- _GIVEN INFORMATION_:
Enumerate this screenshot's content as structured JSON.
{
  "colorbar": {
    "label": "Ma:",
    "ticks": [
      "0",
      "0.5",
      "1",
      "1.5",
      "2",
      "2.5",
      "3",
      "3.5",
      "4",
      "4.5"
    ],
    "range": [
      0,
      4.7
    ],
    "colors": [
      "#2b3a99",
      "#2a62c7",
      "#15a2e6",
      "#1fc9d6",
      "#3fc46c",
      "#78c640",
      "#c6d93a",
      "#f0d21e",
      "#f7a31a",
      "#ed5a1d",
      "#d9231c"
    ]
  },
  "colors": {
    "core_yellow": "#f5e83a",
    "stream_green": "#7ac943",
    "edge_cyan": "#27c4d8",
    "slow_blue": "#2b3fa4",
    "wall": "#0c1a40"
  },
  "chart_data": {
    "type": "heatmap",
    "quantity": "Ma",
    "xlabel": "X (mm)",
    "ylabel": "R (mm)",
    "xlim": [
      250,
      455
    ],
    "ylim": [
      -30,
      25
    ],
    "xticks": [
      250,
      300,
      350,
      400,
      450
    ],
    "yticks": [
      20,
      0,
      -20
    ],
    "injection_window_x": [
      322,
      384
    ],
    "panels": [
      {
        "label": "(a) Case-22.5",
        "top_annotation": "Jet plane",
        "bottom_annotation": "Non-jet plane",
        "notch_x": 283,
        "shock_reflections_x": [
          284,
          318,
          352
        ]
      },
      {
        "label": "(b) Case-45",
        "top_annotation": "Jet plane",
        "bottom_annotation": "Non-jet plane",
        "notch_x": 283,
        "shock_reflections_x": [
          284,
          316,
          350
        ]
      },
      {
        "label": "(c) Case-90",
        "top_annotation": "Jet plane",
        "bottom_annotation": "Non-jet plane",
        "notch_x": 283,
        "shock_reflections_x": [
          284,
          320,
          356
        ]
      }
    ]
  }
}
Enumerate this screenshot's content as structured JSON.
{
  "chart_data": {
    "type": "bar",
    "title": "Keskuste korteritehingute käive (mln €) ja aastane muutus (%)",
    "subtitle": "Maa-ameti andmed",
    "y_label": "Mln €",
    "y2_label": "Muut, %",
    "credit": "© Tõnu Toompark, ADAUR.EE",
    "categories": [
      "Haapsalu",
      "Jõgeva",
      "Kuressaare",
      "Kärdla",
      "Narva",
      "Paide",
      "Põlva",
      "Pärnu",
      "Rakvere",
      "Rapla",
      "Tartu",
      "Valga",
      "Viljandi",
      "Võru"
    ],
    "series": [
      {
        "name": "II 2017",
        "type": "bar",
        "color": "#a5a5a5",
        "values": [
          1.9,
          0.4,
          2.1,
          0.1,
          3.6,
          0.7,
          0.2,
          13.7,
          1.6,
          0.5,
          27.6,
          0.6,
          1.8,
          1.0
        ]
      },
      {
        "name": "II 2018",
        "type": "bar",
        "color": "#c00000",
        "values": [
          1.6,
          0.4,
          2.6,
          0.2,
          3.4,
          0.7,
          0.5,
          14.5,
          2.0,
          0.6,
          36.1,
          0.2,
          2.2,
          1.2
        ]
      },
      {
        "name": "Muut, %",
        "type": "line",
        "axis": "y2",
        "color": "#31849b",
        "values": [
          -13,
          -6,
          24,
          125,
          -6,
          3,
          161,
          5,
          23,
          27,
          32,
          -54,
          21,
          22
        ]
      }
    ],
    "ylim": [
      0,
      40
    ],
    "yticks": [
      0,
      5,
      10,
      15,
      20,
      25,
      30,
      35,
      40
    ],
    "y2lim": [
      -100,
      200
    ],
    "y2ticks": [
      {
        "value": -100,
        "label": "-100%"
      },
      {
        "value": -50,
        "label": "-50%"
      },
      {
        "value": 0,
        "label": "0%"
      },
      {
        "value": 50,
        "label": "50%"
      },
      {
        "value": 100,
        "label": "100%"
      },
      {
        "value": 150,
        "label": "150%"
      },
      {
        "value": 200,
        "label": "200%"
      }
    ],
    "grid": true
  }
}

- _REQUIREMENTS_: Extract all of the data above and output it character for character.

- _SOLUTION TO THIS EXERCISE_:
Enumerate this screenshot's content as structured JSON.
{
  "colorbar": {
    "label": "Ma:",
    "ticks": [
      "0",
      "0.5",
      "1",
      "1.5",
      "2",
      "2.5",
      "3",
      "3.5",
      "4",
      "4.5"
    ],
    "range": [
      0,
      4.7
    ],
    "colors": [
      "#2b3a99",
      "#2a62c7",
      "#15a2e6",
      "#1fc9d6",
      "#3fc46c",
      "#78c640",
      "#c6d93a",
      "#f0d21e",
      "#f7a31a",
      "#ed5a1d",
      "#d9231c"
    ]
  },
  "colors": {
    "core_yellow": "#f5e83a",
    "stream_green": "#7ac943",
    "edge_cyan": "#27c4d8",
    "slow_blue": "#2b3fa4",
    "wall": "#0c1a40"
  },
  "chart_data": {
    "type": "heatmap",
    "quantity": "Ma",
    "xlabel": "X (mm)",
    "ylabel": "R (mm)",
    "xlim": [
      250,
      455
    ],
    "ylim": [
      -30,
      25
    ],
    "xticks": [
      250,
      300,
      350,
      400,
      450
    ],
    "yticks": [
      20,
      0,
      -20
    ],
    "injection_window_x": [
      322,
      384
    ],
    "panels": [
      {
        "label": "(a) Case-22.5",
        "top_annotation": "Jet plane",
        "bottom_annotation": "Non-jet plane",
        "notch_x": 283,
        "shock_reflections_x": [
          284,
          318,
          352
        ]
      },
      {
        "label": "(b) Case-45",
        "top_annotation": "Jet plane",
        "bottom_annotation": "Non-jet plane",
        "notch_x": 283,
        "shock_reflections_x": [
          284,
          316,
          350
        ]
      },
      {
        "label": "(c) Case-90",
        "top_annotation": "Jet plane",
        "bottom_annotation": "Non-jet plane",
        "notch_x": 283,
        "shock_reflections_x": [
          284,
          320,
          356
        ]
      }
    ]
  }
}
Enumerate this screenshot's content as structured JSON.
{
  "chart_data": {
    "type": "bar",
    "title": "Keskuste korteritehingute käive (mln €) ja aastane muutus (%)",
    "subtitle": "Maa-ameti andmed",
    "y_label": "Mln €",
    "y2_label": "Muut, %",
    "credit": "© Tõnu Toompark, ADAUR.EE",
    "categories": [
      "Haapsalu",
      "Jõgeva",
      "Kuressaare",
      "Kärdla",
      "Narva",
      "Paide",
      "Põlva",
      "Pärnu",
      "Rakvere",
      "Rapla",
      "Tartu",
      "Valga",
      "Viljandi",
      "Võru"
    ],
    "series": [
      {
        "name": "II 2017",
        "type": "bar",
        "color": "#a5a5a5",
        "values": [
          1.9,
          0.4,
          2.1,
          0.1,
          3.6,
          0.7,
          0.2,
          13.7,
          1.6,
          0.5,
          27.6,
          0.6,
          1.8,
          1.0
        ]
      },
      {
        "name": "II 2018",
        "type": "bar",
        "color": "#c00000",
        "values": [
          1.6,
          0.4,
          2.6,
          0.2,
          3.4,
          0.7,
          0.5,
          14.5,
          2.0,
          0.6,
          36.1,
          0.2,
          2.2,
          1.2
        ]
      },
      {
        "name": "Muut, %",
        "type": "line",
        "axis": "y2",
        "color": "#31849b",
        "values": [
          -13,
          -6,
          24,
          125,
          -6,
          3,
          161,
          5,
          23,
          27,
          32,
          -54,
          21,
          22
        ]
      }
    ],
    "ylim": [
      0,
      40
    ],
    "yticks": [
      0,
      5,
      10,
      15,
      20,
      25,
      30,
      35,
      40
    ],
    "y2lim": [
      -100,
      200
    ],
    "y2ticks": [
      {
        "value": -100,
        "label": "-100%"
      },
      {
        "value": -50,
        "label": "-50%"
      },
      {
        "value": 0,
        "label": "0%"
      },
      {
        "value": 50,
        "label": "50%"
      },
      {
        "value": 100,
        "label": "100%"
      },
      {
        "value": 150,
        "label": "150%"
      },
      {
        "value": 200,
        "label": "200%"
      }
    ],
    "grid": true
  }
}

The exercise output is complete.